Exercise details —
Go through the records below line by line. Count the lines with "content" and give the count alone.

==================================================

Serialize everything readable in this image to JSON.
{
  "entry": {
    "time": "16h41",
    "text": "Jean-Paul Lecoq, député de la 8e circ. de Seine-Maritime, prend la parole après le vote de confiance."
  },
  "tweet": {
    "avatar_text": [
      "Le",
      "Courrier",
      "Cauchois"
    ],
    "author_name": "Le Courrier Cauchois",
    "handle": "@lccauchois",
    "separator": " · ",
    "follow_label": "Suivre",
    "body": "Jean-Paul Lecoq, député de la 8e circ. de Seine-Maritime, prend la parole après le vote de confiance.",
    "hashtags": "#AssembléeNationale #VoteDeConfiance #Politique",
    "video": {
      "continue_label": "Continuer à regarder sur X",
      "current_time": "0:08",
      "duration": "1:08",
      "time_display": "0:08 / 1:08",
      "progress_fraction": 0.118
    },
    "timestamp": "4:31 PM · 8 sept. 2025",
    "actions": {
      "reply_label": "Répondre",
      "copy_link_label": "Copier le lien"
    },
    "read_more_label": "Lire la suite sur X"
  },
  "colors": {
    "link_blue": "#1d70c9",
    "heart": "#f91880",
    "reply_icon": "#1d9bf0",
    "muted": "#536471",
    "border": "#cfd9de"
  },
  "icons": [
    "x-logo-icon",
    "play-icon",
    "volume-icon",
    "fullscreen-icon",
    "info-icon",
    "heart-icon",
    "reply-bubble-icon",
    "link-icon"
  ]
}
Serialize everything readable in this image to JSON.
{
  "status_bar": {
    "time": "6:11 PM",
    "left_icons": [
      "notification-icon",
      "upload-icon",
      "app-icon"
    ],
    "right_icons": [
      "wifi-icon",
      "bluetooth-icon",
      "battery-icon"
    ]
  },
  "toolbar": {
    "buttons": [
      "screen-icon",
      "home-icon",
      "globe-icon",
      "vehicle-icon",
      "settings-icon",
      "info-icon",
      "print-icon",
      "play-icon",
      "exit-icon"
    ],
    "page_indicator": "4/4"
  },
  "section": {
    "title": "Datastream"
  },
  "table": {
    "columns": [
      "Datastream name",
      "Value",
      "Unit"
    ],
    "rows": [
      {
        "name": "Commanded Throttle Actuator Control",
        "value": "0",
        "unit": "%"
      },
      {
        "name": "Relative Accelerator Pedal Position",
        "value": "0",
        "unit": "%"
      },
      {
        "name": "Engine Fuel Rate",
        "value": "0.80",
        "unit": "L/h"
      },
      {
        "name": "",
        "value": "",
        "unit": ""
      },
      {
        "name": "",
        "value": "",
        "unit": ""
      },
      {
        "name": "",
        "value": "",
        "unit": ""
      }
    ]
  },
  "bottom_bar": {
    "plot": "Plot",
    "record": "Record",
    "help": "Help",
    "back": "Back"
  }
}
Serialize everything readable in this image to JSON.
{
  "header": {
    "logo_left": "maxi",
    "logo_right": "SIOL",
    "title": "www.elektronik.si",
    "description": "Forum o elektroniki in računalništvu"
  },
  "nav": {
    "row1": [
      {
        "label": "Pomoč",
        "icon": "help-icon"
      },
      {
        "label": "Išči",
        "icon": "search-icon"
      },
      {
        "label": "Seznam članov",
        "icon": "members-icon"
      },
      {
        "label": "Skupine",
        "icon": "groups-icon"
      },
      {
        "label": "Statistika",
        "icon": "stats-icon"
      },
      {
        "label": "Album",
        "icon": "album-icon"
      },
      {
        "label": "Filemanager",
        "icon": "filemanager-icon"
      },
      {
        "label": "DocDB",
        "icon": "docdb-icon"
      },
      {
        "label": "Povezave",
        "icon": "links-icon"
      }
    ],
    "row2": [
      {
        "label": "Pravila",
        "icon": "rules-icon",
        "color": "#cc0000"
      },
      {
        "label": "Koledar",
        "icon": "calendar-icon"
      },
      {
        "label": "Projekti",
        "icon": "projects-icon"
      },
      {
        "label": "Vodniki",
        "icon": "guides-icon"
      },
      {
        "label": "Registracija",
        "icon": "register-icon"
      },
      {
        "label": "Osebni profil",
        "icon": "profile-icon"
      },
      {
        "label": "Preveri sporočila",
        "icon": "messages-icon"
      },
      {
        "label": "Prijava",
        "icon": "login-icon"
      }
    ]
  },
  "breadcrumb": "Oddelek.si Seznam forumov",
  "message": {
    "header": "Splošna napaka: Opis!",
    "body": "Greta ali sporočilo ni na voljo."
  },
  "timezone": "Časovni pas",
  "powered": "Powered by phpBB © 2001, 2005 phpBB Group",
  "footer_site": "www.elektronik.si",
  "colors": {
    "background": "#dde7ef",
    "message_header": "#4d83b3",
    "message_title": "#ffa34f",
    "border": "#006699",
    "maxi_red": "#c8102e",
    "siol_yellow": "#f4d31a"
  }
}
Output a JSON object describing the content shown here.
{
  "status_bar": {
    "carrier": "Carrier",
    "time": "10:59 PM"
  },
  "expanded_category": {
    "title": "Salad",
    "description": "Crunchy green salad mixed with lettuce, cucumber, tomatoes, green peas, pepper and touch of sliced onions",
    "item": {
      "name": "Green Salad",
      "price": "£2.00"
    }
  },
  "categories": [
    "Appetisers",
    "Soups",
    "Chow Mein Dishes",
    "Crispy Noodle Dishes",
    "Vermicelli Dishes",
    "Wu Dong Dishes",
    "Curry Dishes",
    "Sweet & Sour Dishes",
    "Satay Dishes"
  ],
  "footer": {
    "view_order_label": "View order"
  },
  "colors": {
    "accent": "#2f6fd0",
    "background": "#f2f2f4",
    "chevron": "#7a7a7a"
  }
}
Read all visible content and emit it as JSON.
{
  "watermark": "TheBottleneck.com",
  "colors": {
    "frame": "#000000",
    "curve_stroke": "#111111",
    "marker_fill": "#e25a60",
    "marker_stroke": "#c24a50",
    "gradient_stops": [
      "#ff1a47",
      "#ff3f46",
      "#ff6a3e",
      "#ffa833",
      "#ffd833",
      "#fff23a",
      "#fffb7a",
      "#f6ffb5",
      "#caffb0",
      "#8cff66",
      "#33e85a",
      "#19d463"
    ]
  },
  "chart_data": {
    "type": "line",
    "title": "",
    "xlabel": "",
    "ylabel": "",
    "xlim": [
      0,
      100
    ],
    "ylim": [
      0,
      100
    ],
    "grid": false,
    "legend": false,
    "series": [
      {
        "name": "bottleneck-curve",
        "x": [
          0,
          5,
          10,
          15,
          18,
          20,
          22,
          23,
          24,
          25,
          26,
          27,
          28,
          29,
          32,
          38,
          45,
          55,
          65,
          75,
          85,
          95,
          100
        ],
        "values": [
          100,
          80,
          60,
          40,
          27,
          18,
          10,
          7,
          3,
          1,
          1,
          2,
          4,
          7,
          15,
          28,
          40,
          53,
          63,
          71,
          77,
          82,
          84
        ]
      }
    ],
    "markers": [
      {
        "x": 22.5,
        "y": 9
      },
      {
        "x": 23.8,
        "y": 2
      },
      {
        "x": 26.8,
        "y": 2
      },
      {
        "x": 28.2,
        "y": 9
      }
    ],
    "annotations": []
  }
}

==================================================

Output —
2